[Stored data entries]
>> Start

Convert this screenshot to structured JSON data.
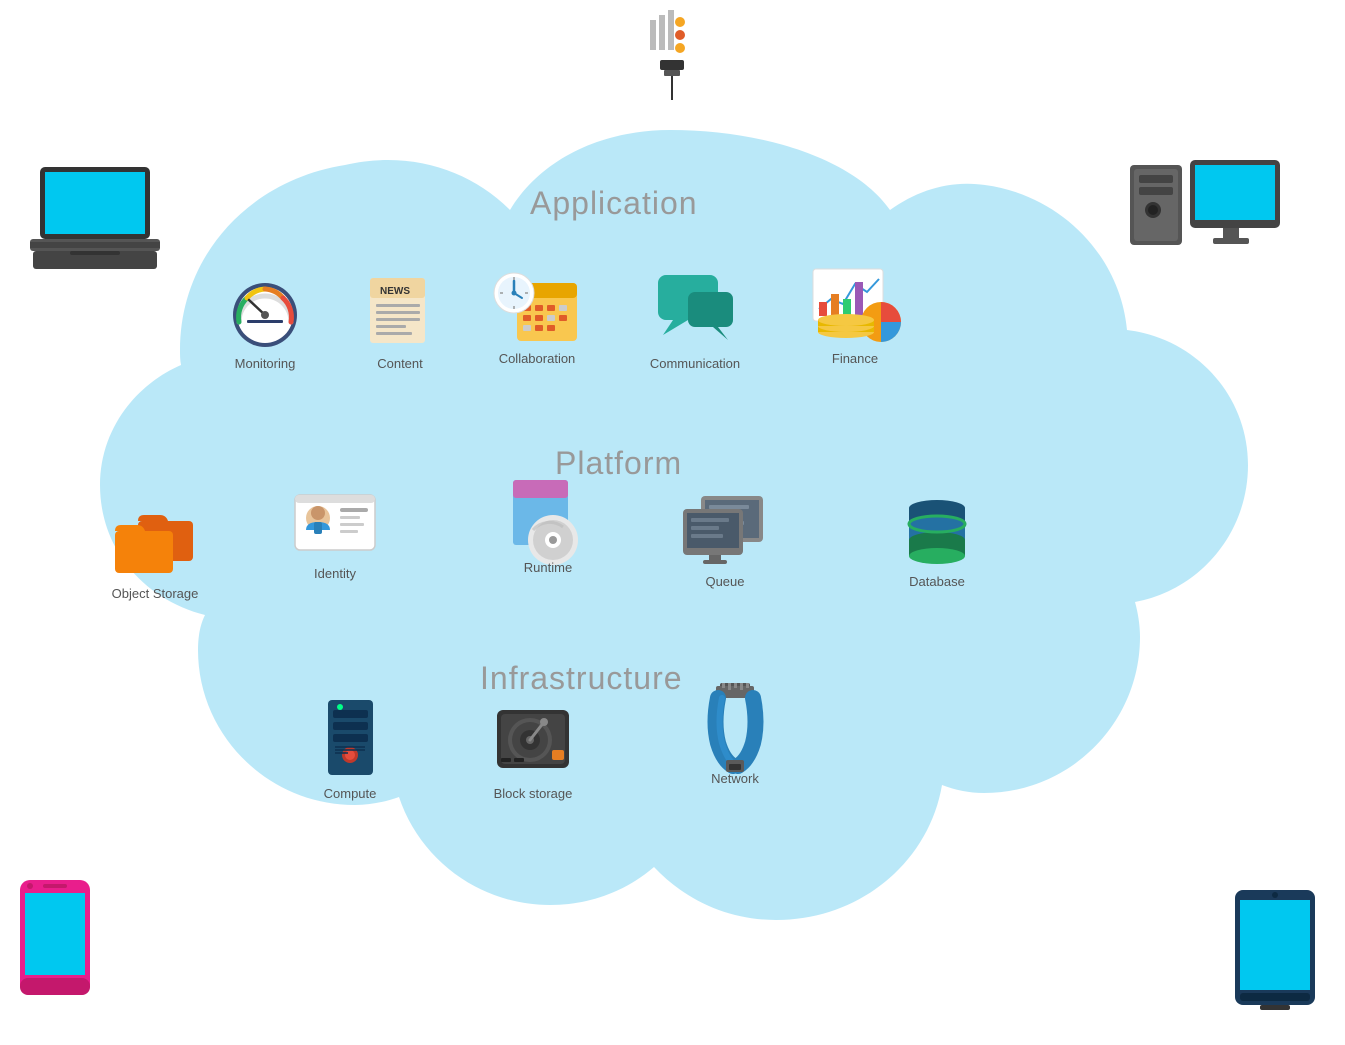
{
  "sections": {
    "application_label": "Application",
    "platform_label": "Platform",
    "infrastructure_label": "Infrastructure"
  },
  "icons": {
    "monitoring": "Monitoring",
    "content": "Content",
    "collaboration": "Collaboration",
    "communication": "Communication",
    "finance": "Finance",
    "identity": "Identity",
    "runtime": "Runtime",
    "queue": "Queue",
    "database": "Database",
    "object_storage": "Object Storage",
    "compute": "Compute",
    "block_storage": "Block storage",
    "network": "Network"
  }
}
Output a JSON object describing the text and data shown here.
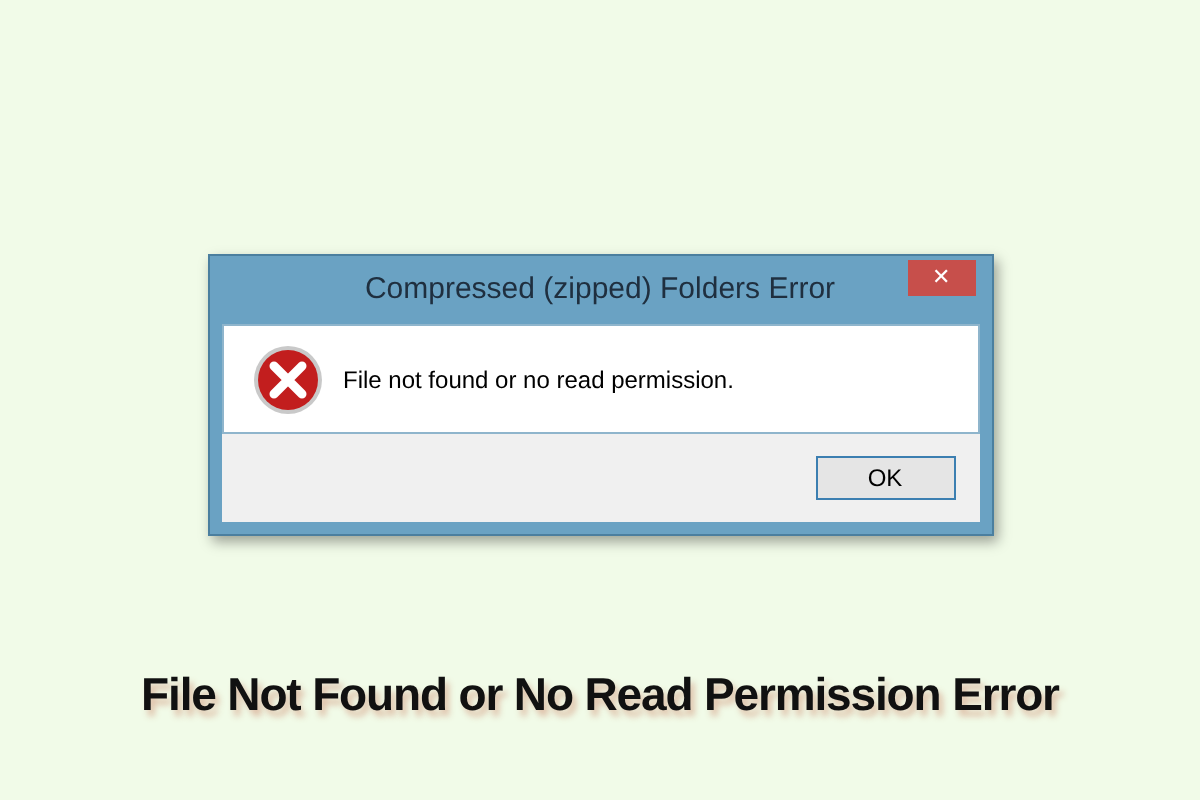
{
  "dialog": {
    "title": "Compressed (zipped) Folders Error",
    "close_button": "✕",
    "message": "File not found or no read permission.",
    "buttons": [
      "OK"
    ]
  },
  "caption": "File Not Found or No Read Permission Error"
}
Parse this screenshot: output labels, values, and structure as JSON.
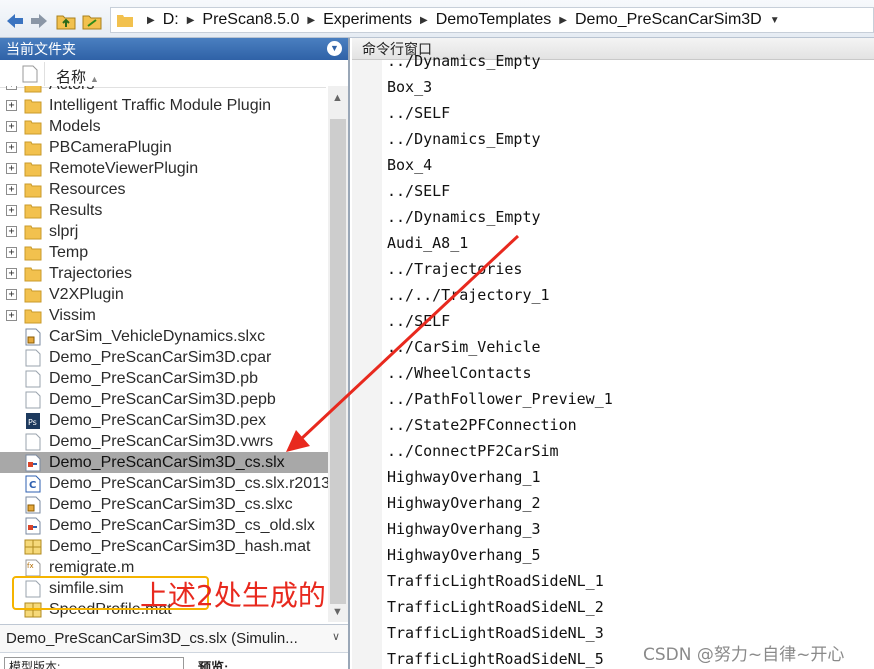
{
  "breadcrumb": {
    "drive": "D:",
    "path": [
      "PreScan8.5.0",
      "Experiments",
      "DemoTemplates",
      "Demo_PreScanCarSim3D"
    ]
  },
  "file_browser": {
    "title": "当前文件夹",
    "column_name": "名称",
    "items": [
      {
        "name": "Actors",
        "type": "folder",
        "expandable": true
      },
      {
        "name": "Intelligent Traffic Module Plugin",
        "type": "folder",
        "expandable": true
      },
      {
        "name": "Models",
        "type": "folder",
        "expandable": true
      },
      {
        "name": "PBCameraPlugin",
        "type": "folder",
        "expandable": true
      },
      {
        "name": "RemoteViewerPlugin",
        "type": "folder",
        "expandable": true
      },
      {
        "name": "Resources",
        "type": "folder",
        "expandable": true
      },
      {
        "name": "Results",
        "type": "folder",
        "expandable": true
      },
      {
        "name": "slprj",
        "type": "folder",
        "expandable": true
      },
      {
        "name": "Temp",
        "type": "folder",
        "expandable": true
      },
      {
        "name": "Trajectories",
        "type": "folder",
        "expandable": true
      },
      {
        "name": "V2XPlugin",
        "type": "folder",
        "expandable": true
      },
      {
        "name": "Vissim",
        "type": "folder",
        "expandable": true
      },
      {
        "name": "CarSim_VehicleDynamics.slxc",
        "type": "slxc"
      },
      {
        "name": "Demo_PreScanCarSim3D.cpar",
        "type": "file"
      },
      {
        "name": "Demo_PreScanCarSim3D.pb",
        "type": "file"
      },
      {
        "name": "Demo_PreScanCarSim3D.pepb",
        "type": "file"
      },
      {
        "name": "Demo_PreScanCarSim3D.pex",
        "type": "pex"
      },
      {
        "name": "Demo_PreScanCarSim3D.vwrs",
        "type": "file"
      },
      {
        "name": "Demo_PreScanCarSim3D_cs.slx",
        "type": "slx",
        "selected": true
      },
      {
        "name": "Demo_PreScanCarSim3D_cs.slx.r2013b",
        "type": "code"
      },
      {
        "name": "Demo_PreScanCarSim3D_cs.slxc",
        "type": "slxc"
      },
      {
        "name": "Demo_PreScanCarSim3D_cs_old.slx",
        "type": "slx"
      },
      {
        "name": "Demo_PreScanCarSim3D_hash.mat",
        "type": "mat"
      },
      {
        "name": "remigrate.m",
        "type": "m"
      },
      {
        "name": "simfile.sim",
        "type": "file"
      },
      {
        "name": "SpeedProfile.mat",
        "type": "mat"
      }
    ],
    "detail_label": "Demo_PreScanCarSim3D_cs.slx (Simulin...",
    "preview_label": "预览:",
    "model_label": "模型版本:"
  },
  "command_window": {
    "title": "命令行窗口",
    "lines": [
      "../Dynamics_Empty",
      "Box_3",
      "../SELF",
      "../Dynamics_Empty",
      "Box_4",
      "../SELF",
      "../Dynamics_Empty",
      "Audi_A8_1",
      "../Trajectories",
      "../../Trajectory_1",
      "../SELF",
      "../CarSim_Vehicle",
      "../WheelContacts",
      "../PathFollower_Preview_1",
      "../State2PFConnection",
      "../ConnectPF2CarSim",
      "HighwayOverhang_1",
      "HighwayOverhang_2",
      "HighwayOverhang_3",
      "HighwayOverhang_5",
      "TrafficLightRoadSideNL_1",
      "TrafficLightRoadSideNL_2",
      "TrafficLightRoadSideNL_3",
      "TrafficLightRoadSideNL_5"
    ]
  },
  "annotation": {
    "text": "上述2处生成的",
    "color": "#e8291e",
    "box_color": "#f5b400"
  },
  "watermark": "CSDN @努力~自律~开心"
}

>> End

The request:
Count the lines of the material that include the word "slxc", then report only the total.

Expected answer:
4